(Page transcription records)
++++
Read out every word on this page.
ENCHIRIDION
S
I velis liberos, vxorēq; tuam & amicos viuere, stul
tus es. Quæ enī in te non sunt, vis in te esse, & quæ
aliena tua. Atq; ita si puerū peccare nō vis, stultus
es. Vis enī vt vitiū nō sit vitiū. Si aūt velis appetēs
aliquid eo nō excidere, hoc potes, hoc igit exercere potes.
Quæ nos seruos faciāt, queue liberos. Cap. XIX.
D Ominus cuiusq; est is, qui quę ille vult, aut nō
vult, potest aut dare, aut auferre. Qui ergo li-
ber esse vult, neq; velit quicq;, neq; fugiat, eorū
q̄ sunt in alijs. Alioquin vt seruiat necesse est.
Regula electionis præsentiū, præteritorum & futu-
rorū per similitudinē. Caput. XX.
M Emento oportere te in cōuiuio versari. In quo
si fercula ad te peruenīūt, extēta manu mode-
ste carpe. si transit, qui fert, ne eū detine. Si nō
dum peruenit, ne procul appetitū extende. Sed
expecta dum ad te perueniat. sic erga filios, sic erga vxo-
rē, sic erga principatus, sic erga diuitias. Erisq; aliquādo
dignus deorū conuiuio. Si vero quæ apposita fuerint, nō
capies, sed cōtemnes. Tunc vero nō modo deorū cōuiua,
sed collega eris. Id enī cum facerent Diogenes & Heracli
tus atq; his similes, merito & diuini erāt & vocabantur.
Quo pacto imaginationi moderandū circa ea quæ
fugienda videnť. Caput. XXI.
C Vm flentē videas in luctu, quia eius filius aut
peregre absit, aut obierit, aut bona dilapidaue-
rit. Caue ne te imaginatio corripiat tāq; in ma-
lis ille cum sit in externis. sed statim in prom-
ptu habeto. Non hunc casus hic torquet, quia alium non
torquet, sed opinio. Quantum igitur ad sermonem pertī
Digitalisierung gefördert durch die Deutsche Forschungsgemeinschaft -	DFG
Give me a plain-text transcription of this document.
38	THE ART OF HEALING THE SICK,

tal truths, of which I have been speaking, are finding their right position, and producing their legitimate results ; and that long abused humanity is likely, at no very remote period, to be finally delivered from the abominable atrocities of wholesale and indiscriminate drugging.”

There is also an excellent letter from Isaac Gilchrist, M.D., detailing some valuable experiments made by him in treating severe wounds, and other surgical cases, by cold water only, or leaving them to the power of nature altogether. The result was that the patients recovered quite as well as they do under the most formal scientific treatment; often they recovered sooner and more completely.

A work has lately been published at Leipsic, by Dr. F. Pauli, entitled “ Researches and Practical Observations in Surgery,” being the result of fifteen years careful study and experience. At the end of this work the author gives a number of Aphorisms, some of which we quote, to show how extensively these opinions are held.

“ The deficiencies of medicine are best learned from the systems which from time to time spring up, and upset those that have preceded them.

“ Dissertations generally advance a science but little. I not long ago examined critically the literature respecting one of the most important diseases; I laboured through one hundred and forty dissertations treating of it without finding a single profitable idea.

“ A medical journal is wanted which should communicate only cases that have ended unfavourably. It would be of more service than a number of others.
++++
PROBLEM STATEMENT: If a line in the records above includes the string "treating", copy it.

SOLUTION:
There is also an excellent letter from Isaac Gilchrist, M.D., detailing some valuable experiments made by him in treating severe wounds, and other surgical cases, by cold water only, or leaving them to the power of nature altogether. The result was that the patients recovered quite as well as they do under the most formal scientific treatment; often they recovered sooner and more completely.
“ Dissertations generally advance a science but little. I not long ago examined critically the literature respecting one of the most important diseases; I laboured through one hundred and forty dissertations treating of it without finding a single profitable idea.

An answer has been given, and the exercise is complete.